> Task statement: Copy every line of the records that contains the string "label". Case counts.

(Data records)

»»

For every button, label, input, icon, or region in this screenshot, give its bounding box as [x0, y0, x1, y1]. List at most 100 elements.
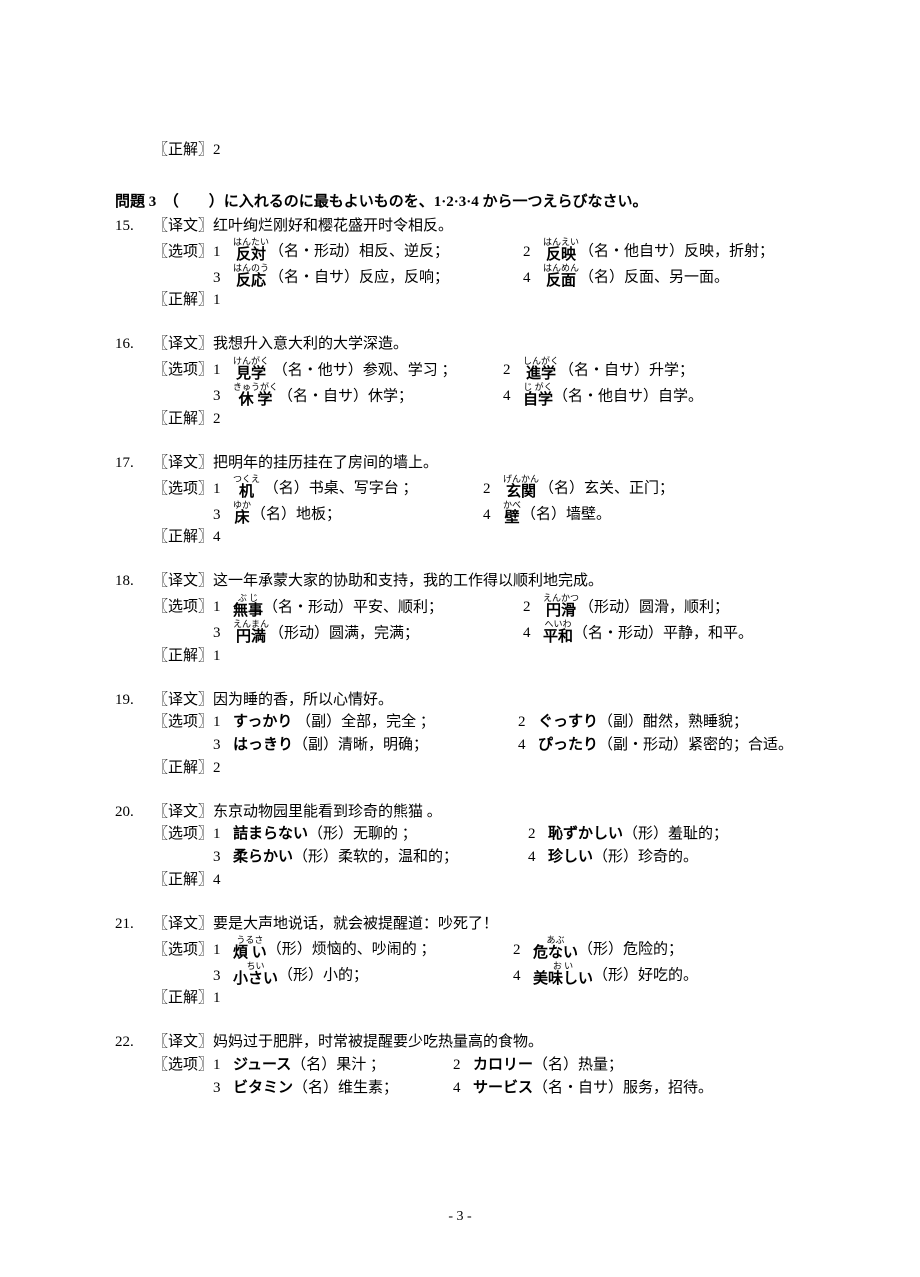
answer-row: 〖正解〗2 [115, 758, 805, 780]
option-row: 3はんのう反応（名・自サ）反应，反响；4はんめん反面（名）反面、另一面。 [115, 264, 805, 289]
option-body: ぴったり（副・形动）紧密的；合适。 [538, 735, 793, 757]
options-label: 〖选项〗 [153, 242, 213, 264]
ruby: かべ壁 [503, 501, 521, 526]
translation-row: 21.〖译文〗要是大声地说话，就会被提醒道：吵死了！ [115, 914, 805, 936]
option-number: 2 [523, 242, 543, 264]
option-term: ぴったり [538, 737, 598, 753]
furigana: つくえ [233, 475, 260, 484]
option-cell: 2はんえい反映（名・他自サ）反映，折射； [523, 238, 823, 263]
question-number: 20. [115, 802, 153, 824]
answer-label: 〖正解〗 [153, 646, 213, 668]
kanji: 壁 [503, 511, 521, 526]
option-number: 2 [518, 712, 538, 734]
ruby: はんのう反応 [233, 264, 269, 289]
option-cell: 1すっかり （副）全部，完全 ； [213, 712, 518, 734]
furigana: はんたい [233, 238, 269, 247]
option-number: 3 [213, 847, 233, 869]
option-row: 3ゆか床（名）地板；4かべ壁（名）墙壁。 [115, 501, 805, 526]
question-number: 22. [115, 1032, 153, 1054]
furigana: きゅうがく [233, 383, 278, 392]
option-tail: （名）书桌、写字台 ； [260, 481, 418, 497]
option-number: 1 [213, 1055, 233, 1077]
kanji: 反対 [233, 248, 269, 263]
answer-value: 2 [213, 409, 221, 431]
ruby: えんかつ円滑 [543, 594, 579, 619]
option-term: 詰まらない [233, 826, 308, 842]
option-tail: （名）墙壁。 [521, 507, 611, 523]
option-number: 3 [213, 735, 233, 757]
option-body: すっかり （副）全部，完全 ； [233, 712, 435, 734]
option-body: 詰まらない（形）无聊的 ； [233, 824, 417, 846]
ruby: うるさ煩 い [233, 936, 267, 961]
orphan-answer-row: 〖正解〗2 [153, 140, 805, 162]
option-cell: 4はんめん反面（名）反面、另一面。 [523, 264, 823, 289]
furigana: あぶ [533, 936, 578, 945]
option-row: 〖选项〗1はんたい反対（名・形动）相反、逆反；2はんえい反映（名・他自サ）反映，… [115, 238, 805, 263]
option-number: 2 [523, 597, 543, 619]
question: 19.〖译文〗因为睡的香，所以心情好。〖选项〗1すっかり （副）全部，完全 ；2… [115, 690, 805, 780]
question: 18.〖译文〗这一年承蒙大家的协助和支持，我的工作得以顺利地完成。〖选项〗1ぶ … [115, 571, 805, 668]
option-body: あぶ危ない（形）危险的； [533, 936, 683, 961]
translation-label: 〖译文〗 [153, 802, 213, 824]
ruby: お い美味しい [533, 962, 593, 987]
option-body: つくえ机 （名）书桌、写字台 ； [233, 475, 418, 500]
question: 15.〖译文〗红叶绚烂刚好和樱花盛开时令相反。〖选项〗1はんたい反対（名・形动）… [115, 216, 805, 313]
option-number: 4 [483, 505, 503, 527]
translation-text: 因为睡的香，所以心情好。 [213, 690, 805, 712]
option-tail: （形）珍奇的。 [593, 849, 698, 865]
option-cell: 2ぐっすり（副）酣然，熟睡貌； [518, 712, 818, 734]
option-tail: （形）好吃的。 [593, 968, 698, 984]
option-row: 3ちい小さい（形）小的；4お い美味しい（形）好吃的。 [115, 962, 805, 987]
kanji: 自学 [523, 393, 553, 408]
option-body: しんがく進学（名・自サ）升学； [523, 357, 694, 382]
option-row: 〖选项〗1ぶ じ無事（名・形动）平安、顺利；2えんかつ円滑（形动）圆滑，顺利； [115, 594, 805, 619]
option-body: カロリー（名）热量； [473, 1055, 623, 1077]
furigana: けんがく [233, 357, 269, 366]
option-cell: 2えんかつ円滑（形动）圆滑，顺利； [523, 594, 823, 619]
option-number: 1 [213, 712, 233, 734]
option-term: 柔らかい [233, 849, 293, 865]
translation-row: 18.〖译文〗这一年承蒙大家的协助和支持，我的工作得以顺利地完成。 [115, 571, 805, 593]
option-row: 〖选项〗1うるさ煩 い（形）烦恼的、吵闹的 ；2あぶ危ない（形）危险的； [115, 936, 805, 961]
option-cell: 3はんのう反応（名・自サ）反应，反响； [213, 264, 523, 289]
furigana: ぶ じ [233, 594, 263, 603]
question-number: 15. [115, 216, 153, 238]
option-cell: 4サービス（名・自サ）服务，招待。 [453, 1078, 753, 1100]
option-body: えんまん円満（形动）圆满，完满； [233, 620, 419, 645]
option-cell: 4じ がく自学（名・他自サ）自学。 [503, 383, 803, 408]
option-tail: （形）羞耻的； [623, 826, 728, 842]
option-body: えんかつ円滑（形动）圆滑，顺利； [543, 594, 729, 619]
ruby: つくえ机 [233, 475, 260, 500]
furigana: はんえい [543, 238, 579, 247]
question-number: 17. [115, 453, 153, 475]
option-tail: （形）危险的； [578, 942, 683, 958]
option-body: サービス（名・自サ）服务，招待。 [473, 1078, 713, 1100]
kanji: 反面 [543, 274, 579, 289]
option-tail: （名）果汁 ； [291, 1057, 385, 1073]
question: 22.〖译文〗妈妈过于肥胖，时常被提醒要少吃热量高的食物。〖选项〗1ジュース（名… [115, 1032, 805, 1099]
option-term: カロリー [473, 1057, 533, 1073]
options-label: 〖选项〗 [153, 597, 213, 619]
answer-value: 1 [213, 988, 221, 1010]
answer-label: 〖正解〗 [153, 290, 213, 312]
question: 16.〖译文〗我想升入意大利的大学深造。〖选项〗1けんがく見学 （名・他サ）参观… [115, 334, 805, 431]
ruby: ちい小さい [233, 962, 278, 987]
option-tail: （名）玄关、正门； [539, 481, 674, 497]
orphan-answer-label: 〖正解〗 [153, 142, 213, 158]
kanji: 反応 [233, 274, 269, 289]
option-number: 4 [523, 268, 543, 290]
option-cell: 3柔らかい（形）柔软的，温和的； [213, 847, 528, 869]
question-number: 18. [115, 571, 153, 593]
option-tail: （名・他自サ）自学。 [553, 388, 703, 404]
translation-text: 把明年的挂历挂在了房间的墙上。 [213, 453, 805, 475]
spacer [115, 988, 153, 1010]
question-number: 21. [115, 914, 153, 936]
translation-label: 〖译文〗 [153, 334, 213, 356]
option-body: じ がく自学（名・他自サ）自学。 [523, 383, 703, 408]
option-tail: （副・形动）紧密的；合适。 [598, 737, 793, 753]
answer-label: 〖正解〗 [153, 758, 213, 780]
kanji: 机 [233, 485, 260, 500]
ruby: じ がく自学 [523, 383, 553, 408]
option-body: ゆか床（名）地板； [233, 501, 341, 526]
option-tail: （形）小的； [278, 968, 368, 984]
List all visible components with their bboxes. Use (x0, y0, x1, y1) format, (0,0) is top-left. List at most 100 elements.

««

> Full answer:
For every button, label, input, icon, or region in this screenshot, give its bounding box as [x0, y0, x1, y1]. List at most 100 elements.
options-label: 〖选项〗 [153, 242, 213, 264]
answer-label: 〖正解〗 [153, 646, 213, 668]
translation-label: 〖译文〗 [153, 802, 213, 824]
options-label: 〖选项〗 [153, 597, 213, 619]
answer-label: 〖正解〗 [153, 290, 213, 312]
orphan-answer-label: 〖正解〗 [153, 142, 213, 158]
translation-label: 〖译文〗 [153, 334, 213, 356]
answer-label: 〖正解〗 [153, 758, 213, 780]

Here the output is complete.